** Data extract **

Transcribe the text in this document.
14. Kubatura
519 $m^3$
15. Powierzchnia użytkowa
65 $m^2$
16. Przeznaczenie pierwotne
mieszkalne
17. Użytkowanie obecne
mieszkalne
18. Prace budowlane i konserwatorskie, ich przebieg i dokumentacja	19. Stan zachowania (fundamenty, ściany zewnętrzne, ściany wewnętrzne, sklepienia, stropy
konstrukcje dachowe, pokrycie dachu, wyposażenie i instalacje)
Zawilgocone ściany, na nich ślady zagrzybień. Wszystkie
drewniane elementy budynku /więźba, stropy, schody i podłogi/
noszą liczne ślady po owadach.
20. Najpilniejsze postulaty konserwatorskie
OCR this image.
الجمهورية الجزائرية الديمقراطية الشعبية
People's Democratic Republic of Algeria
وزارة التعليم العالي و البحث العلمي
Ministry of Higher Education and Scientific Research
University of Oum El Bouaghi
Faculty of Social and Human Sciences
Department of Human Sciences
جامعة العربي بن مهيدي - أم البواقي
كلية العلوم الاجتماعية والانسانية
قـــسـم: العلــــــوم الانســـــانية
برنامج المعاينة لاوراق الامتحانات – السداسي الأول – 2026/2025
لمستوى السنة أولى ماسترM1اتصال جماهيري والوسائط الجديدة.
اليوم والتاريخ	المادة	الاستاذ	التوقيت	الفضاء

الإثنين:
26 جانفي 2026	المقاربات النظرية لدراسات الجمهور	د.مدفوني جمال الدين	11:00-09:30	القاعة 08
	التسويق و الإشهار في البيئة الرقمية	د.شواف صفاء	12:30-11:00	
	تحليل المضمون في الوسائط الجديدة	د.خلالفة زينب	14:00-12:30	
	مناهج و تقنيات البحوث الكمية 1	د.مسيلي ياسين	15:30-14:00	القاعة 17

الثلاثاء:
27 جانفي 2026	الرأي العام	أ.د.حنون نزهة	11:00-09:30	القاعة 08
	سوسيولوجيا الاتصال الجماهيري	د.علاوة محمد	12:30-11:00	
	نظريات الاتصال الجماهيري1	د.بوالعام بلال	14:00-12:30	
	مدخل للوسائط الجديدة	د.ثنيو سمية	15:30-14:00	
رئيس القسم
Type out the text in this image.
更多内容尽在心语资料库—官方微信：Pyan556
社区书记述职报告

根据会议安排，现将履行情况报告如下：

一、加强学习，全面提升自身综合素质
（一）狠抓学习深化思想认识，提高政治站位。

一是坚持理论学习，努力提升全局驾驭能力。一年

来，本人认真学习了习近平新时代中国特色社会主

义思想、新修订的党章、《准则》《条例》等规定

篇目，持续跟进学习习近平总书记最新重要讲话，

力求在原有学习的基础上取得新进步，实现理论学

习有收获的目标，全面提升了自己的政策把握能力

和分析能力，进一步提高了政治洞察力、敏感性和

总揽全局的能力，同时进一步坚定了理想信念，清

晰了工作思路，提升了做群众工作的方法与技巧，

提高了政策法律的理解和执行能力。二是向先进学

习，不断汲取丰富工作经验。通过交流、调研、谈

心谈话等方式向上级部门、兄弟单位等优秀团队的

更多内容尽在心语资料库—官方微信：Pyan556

** Problem to solve **
Copy every line of the listing containing the string "text".

** Answer for this exercise **
Transcribe the text in this document.
Type out the text in this image.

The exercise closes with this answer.